| Short exercise |
Identify and pull out each line of the entries in which "suas" occurs.

* * * * * * * * *

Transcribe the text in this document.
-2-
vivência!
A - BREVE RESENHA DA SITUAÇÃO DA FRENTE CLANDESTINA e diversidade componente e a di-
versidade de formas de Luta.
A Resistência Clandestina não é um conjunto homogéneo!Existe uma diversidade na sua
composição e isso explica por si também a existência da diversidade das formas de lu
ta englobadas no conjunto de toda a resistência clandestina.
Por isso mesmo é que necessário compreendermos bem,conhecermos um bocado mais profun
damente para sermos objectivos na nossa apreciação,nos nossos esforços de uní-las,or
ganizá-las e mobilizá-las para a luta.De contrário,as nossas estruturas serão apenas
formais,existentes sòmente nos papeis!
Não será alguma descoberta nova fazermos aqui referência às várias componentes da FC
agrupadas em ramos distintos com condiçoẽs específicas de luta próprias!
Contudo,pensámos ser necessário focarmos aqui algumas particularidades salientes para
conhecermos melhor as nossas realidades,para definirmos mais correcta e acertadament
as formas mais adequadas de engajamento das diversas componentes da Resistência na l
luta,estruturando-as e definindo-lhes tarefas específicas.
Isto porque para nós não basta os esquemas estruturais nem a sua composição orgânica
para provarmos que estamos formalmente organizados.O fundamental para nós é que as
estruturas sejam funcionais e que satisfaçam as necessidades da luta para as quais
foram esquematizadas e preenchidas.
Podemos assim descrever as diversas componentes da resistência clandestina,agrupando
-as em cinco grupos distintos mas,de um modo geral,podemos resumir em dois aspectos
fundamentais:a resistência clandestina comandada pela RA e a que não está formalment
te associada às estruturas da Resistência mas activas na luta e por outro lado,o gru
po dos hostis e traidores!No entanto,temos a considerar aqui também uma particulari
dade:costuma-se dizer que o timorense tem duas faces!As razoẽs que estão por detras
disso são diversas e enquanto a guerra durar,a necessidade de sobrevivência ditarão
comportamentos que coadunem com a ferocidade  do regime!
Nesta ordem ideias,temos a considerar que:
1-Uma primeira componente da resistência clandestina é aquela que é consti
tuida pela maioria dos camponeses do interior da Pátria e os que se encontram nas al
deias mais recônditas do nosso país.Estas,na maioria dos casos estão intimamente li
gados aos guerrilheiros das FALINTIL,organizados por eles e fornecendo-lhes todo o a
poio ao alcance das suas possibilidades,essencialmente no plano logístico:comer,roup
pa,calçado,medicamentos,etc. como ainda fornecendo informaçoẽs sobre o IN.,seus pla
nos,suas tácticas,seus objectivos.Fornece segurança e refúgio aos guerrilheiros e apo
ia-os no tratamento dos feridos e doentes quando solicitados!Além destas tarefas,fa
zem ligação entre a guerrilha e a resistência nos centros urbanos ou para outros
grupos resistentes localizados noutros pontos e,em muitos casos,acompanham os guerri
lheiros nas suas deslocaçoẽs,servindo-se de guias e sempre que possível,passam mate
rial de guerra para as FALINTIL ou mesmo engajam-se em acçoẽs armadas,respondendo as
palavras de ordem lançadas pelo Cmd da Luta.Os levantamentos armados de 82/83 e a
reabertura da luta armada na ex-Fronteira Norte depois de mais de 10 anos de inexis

* * * * * * * * *

| Finished answer |
poio ao alcance das suas possibilidades,essencialmente no plano logístico:comer,roup
nos,suas tácticas,seus objectivos.Fornece segurança e refúgio aos guerrilheiros e apo
lheiros nas suas deslocaçoẽs,servindo-se de guias e sempre que possível,passam mate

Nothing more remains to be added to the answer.